• _Work instructions_:
Your task is to copy every line of the records below that contains "本大题共".
====================
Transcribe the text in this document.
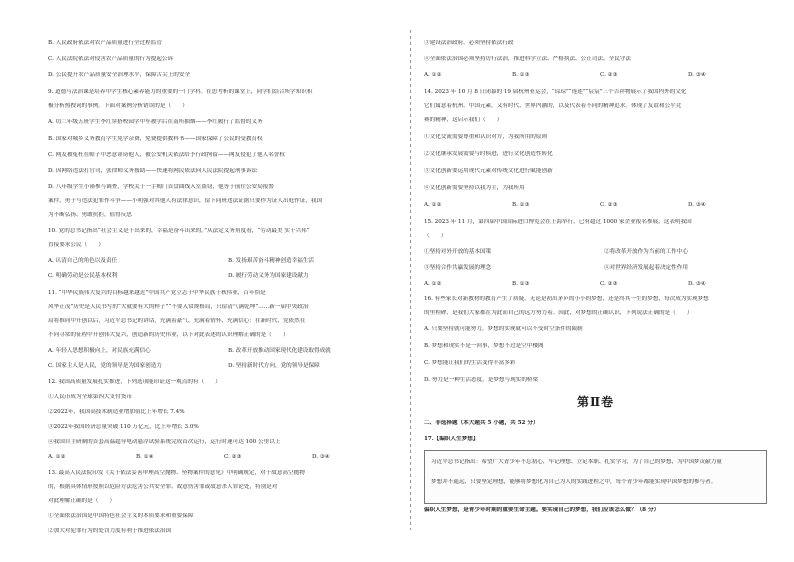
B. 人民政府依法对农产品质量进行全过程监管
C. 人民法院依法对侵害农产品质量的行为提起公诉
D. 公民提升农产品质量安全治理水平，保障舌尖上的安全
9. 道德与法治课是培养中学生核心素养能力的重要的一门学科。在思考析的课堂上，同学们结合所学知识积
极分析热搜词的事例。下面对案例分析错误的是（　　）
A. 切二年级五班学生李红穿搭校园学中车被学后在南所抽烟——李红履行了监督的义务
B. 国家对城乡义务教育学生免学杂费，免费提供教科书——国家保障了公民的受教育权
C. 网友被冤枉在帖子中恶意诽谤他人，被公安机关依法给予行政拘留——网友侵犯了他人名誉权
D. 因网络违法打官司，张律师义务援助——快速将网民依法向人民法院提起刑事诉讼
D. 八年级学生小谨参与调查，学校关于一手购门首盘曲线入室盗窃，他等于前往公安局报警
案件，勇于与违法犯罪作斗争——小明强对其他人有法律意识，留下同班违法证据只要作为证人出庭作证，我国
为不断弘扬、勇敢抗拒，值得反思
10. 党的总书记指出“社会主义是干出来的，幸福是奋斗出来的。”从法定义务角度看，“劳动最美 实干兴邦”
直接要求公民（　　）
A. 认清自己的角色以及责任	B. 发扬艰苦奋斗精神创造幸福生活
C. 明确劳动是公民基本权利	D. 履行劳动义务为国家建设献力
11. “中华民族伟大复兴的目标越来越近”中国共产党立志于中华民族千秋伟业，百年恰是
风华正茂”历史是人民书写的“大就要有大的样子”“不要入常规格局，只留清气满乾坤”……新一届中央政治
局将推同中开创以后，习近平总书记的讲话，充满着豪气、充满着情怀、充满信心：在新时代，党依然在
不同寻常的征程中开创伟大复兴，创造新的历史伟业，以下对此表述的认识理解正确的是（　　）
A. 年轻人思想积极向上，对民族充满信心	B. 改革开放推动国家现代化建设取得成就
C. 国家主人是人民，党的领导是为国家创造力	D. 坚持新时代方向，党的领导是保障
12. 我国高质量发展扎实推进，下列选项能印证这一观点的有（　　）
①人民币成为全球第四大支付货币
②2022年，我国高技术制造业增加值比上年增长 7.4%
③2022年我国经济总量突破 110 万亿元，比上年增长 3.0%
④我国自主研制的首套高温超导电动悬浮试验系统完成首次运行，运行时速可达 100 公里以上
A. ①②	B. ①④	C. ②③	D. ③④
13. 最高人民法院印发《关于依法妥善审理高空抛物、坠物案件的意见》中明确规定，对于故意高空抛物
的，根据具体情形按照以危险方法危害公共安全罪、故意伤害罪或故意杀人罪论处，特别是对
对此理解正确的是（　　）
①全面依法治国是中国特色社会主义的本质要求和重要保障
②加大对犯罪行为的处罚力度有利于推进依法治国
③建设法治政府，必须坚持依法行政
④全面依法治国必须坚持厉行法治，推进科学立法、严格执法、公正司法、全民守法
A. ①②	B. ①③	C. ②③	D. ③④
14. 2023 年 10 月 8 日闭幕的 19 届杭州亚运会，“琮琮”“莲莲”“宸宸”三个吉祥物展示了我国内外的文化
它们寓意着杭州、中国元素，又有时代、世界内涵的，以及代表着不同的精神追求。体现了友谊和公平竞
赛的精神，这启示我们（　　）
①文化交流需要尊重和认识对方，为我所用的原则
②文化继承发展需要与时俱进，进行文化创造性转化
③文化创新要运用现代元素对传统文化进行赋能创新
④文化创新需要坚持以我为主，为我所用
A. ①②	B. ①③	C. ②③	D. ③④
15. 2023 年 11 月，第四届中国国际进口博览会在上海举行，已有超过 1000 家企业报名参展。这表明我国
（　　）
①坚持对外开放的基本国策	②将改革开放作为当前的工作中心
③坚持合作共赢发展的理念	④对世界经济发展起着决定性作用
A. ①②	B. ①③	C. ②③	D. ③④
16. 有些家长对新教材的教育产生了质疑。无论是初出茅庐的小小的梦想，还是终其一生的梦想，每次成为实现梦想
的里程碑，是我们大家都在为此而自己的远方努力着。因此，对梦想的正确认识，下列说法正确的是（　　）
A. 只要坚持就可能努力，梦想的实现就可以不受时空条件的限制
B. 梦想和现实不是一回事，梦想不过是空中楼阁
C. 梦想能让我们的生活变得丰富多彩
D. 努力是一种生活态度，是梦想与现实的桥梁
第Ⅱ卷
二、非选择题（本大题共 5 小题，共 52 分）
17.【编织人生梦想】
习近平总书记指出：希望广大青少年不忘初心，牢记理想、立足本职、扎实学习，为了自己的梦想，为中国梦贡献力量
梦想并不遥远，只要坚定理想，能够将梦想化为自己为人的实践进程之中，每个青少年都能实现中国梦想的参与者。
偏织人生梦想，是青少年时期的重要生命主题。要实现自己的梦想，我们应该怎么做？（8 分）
====================
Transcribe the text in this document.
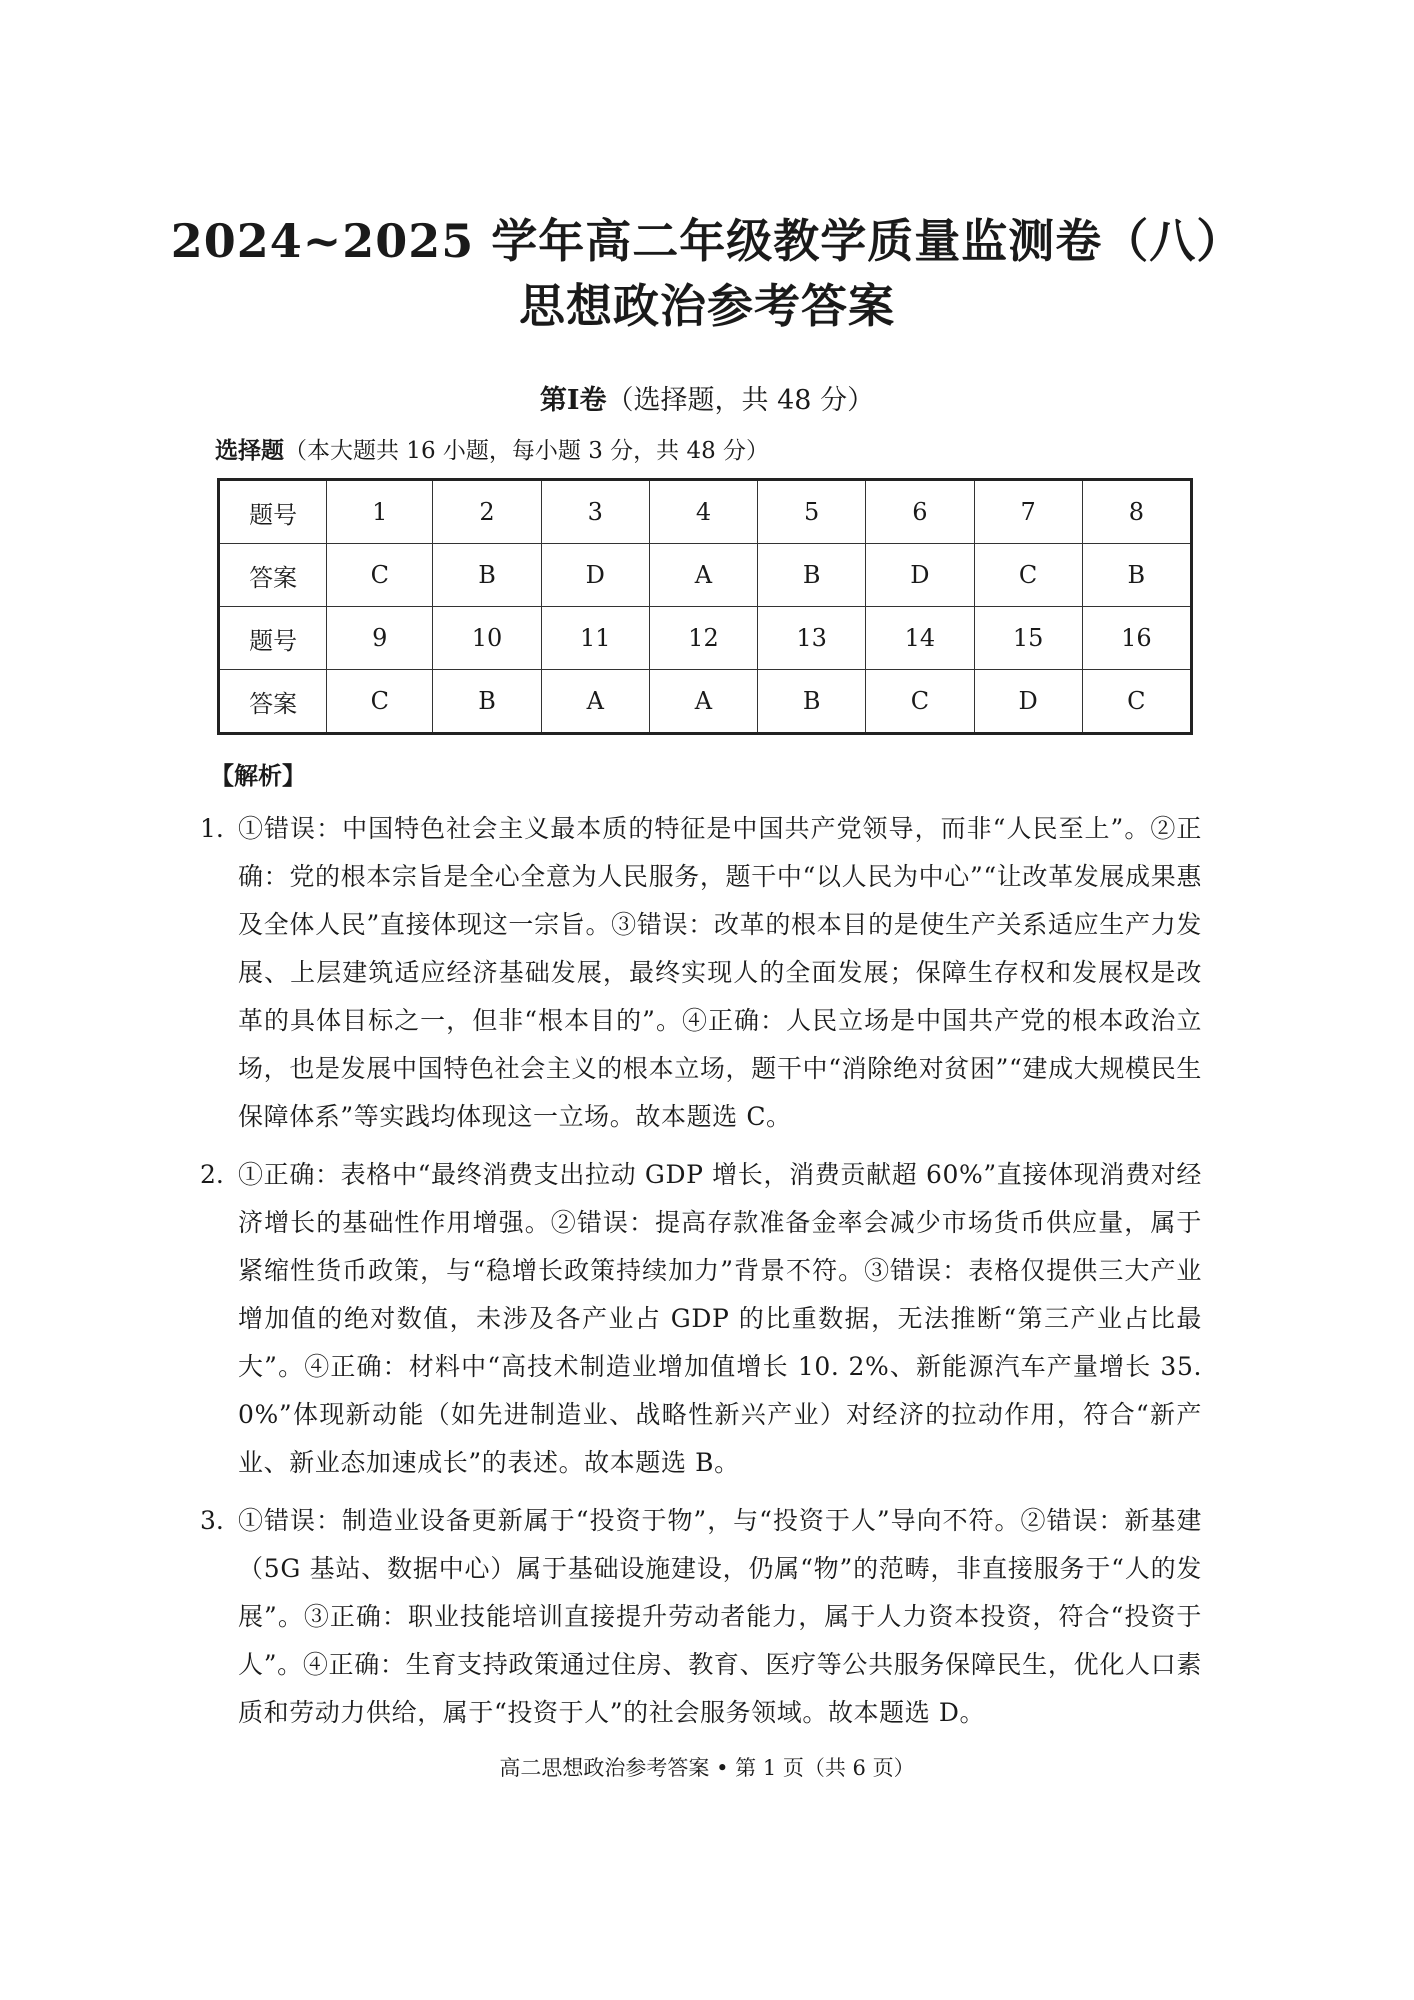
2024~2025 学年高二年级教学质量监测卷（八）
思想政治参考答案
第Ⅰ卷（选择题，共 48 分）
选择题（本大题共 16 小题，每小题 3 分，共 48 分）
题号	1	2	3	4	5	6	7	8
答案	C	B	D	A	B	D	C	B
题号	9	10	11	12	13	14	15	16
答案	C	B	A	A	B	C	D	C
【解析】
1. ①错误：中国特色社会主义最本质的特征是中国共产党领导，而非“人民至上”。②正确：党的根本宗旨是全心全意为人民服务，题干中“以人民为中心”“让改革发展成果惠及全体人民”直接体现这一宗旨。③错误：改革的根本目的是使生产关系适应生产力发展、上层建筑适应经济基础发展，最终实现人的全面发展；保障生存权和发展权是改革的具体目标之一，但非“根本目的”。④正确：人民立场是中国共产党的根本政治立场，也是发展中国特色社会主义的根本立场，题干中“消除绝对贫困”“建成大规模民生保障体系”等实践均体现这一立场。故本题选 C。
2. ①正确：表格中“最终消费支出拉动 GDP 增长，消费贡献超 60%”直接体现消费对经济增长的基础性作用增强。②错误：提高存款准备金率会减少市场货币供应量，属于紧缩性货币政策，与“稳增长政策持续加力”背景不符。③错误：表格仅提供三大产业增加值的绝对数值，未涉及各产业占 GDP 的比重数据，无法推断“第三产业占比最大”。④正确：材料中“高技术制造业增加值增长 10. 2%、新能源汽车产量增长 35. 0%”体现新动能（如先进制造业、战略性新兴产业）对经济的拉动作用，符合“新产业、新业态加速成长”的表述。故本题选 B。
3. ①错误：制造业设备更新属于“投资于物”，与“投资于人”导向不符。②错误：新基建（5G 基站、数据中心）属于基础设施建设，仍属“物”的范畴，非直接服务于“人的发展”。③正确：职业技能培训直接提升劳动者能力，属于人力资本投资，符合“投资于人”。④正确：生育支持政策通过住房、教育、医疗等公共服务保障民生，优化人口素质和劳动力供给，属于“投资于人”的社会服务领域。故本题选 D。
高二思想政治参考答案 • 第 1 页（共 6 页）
====================
• _Finished exercise_:
二、非选择题（本大题共 5 小题，共 52 分）
选择题（本大题共 16 小题，每小题 3 分，共 48 分）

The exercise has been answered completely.